What is expected => Across the listing below, how many lines have the word "they" in them? Provide only the number.

===== Task input =====

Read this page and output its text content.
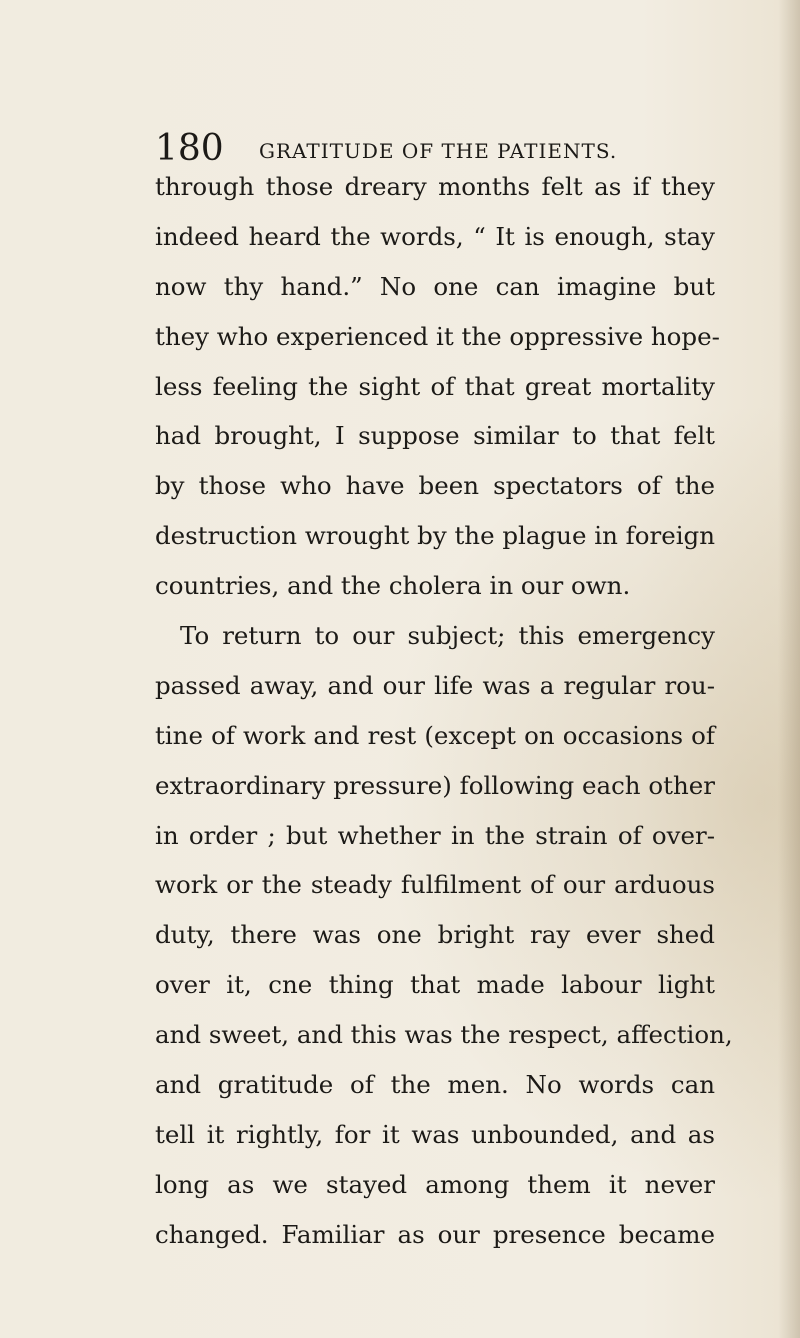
180 GRATITUDE OF THE PATIENTS.
through those dreary months felt as if they
indeed heard the words, “ It is enough, stay
now thy hand.” No one can imagine but
they who experienced it the oppressive hope-
less feeling the sight of that great mortality
had brought, I suppose similar to that felt
by those who have been spectators of the
destruction wrought by the plague in foreign
countries, and the cholera in our own.
To return to our subject; this emergency
passed away, and our life was a regular rou-
tine of work and rest (except on occasions of
extraordinary pressure) following each other
in order ; but whether in the strain of over-
work or the steady fulfilment of our arduous
duty, there was one bright ray ever shed
over it, cne thing that made labour light
and sweet, and this was the respect, affection,
and gratitude of the men. No words can
tell it rightly, for it was unbounded, and as
long as we stayed among them it never
changed. Familiar as our presence became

=====

Task response => 2